Structured figure records:
+ + + + + + +
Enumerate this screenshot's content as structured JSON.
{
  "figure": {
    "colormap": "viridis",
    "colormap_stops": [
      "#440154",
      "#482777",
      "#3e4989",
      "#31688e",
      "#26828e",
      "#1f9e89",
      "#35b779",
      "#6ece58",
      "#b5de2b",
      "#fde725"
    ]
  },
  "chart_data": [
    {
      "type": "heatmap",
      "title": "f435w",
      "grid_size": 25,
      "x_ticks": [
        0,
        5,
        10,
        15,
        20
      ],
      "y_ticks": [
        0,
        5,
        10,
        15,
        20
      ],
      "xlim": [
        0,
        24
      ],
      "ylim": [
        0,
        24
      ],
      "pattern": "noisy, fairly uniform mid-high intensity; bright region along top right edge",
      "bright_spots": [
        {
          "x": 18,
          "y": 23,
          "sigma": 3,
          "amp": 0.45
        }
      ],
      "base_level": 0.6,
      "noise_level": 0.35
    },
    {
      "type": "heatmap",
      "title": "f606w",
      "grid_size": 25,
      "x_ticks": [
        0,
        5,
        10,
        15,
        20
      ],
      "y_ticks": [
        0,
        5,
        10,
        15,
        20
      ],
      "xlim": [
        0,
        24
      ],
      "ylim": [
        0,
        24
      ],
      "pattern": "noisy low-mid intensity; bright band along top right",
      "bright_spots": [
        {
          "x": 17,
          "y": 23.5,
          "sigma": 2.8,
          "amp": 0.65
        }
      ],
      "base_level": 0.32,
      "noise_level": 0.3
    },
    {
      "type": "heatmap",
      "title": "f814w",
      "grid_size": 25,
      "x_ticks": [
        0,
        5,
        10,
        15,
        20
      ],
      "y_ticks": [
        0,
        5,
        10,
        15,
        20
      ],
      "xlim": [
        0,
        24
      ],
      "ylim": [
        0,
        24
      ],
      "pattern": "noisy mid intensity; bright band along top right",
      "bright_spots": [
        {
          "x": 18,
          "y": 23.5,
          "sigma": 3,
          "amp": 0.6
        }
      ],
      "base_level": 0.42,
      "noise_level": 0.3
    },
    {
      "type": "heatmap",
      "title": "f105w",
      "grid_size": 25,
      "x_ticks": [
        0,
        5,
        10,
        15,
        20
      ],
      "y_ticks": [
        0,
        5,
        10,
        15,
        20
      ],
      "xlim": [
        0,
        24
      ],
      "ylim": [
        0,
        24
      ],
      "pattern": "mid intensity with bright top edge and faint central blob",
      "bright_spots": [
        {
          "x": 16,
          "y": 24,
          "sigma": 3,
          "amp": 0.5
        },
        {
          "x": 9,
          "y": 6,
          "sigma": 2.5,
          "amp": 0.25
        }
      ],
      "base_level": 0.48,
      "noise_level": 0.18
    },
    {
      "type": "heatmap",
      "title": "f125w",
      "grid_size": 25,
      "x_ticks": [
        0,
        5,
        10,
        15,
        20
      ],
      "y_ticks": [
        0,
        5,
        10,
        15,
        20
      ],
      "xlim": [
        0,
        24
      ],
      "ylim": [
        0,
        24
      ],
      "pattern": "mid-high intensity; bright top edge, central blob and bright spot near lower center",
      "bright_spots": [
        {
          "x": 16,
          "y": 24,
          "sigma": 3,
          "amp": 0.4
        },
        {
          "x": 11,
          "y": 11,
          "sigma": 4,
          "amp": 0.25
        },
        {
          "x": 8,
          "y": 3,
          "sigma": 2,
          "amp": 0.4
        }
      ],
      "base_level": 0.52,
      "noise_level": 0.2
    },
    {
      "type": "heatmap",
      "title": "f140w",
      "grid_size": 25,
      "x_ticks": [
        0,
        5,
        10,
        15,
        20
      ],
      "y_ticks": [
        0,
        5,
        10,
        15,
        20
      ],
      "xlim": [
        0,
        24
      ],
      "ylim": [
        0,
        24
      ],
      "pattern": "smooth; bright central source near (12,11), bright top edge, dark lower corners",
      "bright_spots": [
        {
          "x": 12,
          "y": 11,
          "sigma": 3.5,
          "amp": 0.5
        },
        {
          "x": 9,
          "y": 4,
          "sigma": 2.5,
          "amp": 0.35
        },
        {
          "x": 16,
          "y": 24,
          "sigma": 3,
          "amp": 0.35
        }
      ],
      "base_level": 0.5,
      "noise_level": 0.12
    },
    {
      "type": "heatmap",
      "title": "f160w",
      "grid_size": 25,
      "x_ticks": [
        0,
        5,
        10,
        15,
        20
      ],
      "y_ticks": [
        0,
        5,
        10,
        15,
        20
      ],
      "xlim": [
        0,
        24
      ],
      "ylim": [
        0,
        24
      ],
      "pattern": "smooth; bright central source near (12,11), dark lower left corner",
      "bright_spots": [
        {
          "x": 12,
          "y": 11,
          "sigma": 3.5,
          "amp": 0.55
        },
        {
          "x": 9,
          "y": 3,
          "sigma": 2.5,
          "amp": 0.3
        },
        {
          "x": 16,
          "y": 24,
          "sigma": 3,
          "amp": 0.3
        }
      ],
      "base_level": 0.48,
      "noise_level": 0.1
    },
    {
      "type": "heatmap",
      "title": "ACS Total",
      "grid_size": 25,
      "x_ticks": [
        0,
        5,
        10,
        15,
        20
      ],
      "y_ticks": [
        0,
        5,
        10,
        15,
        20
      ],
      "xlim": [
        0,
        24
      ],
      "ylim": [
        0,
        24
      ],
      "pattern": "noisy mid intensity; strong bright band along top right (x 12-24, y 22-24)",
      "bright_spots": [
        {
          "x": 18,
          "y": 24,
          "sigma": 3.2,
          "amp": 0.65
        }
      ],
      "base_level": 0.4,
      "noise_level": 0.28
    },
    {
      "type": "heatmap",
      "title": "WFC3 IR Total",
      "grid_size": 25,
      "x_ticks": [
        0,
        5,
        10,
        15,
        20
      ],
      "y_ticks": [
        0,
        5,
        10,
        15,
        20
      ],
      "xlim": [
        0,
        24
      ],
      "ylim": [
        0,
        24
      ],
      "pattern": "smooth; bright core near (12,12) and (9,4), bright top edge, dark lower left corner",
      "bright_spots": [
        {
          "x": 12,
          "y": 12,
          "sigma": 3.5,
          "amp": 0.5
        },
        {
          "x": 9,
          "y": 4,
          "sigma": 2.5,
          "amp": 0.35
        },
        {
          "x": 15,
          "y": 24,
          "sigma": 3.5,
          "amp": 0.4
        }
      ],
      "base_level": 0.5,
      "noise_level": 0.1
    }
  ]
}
+ + + + + + +
▶ WHAT YOU HAVE TO DO
The word "noisy" appears in how many lines of the data? Answer with only the number.

▶ COMPLETE RESPONSE
4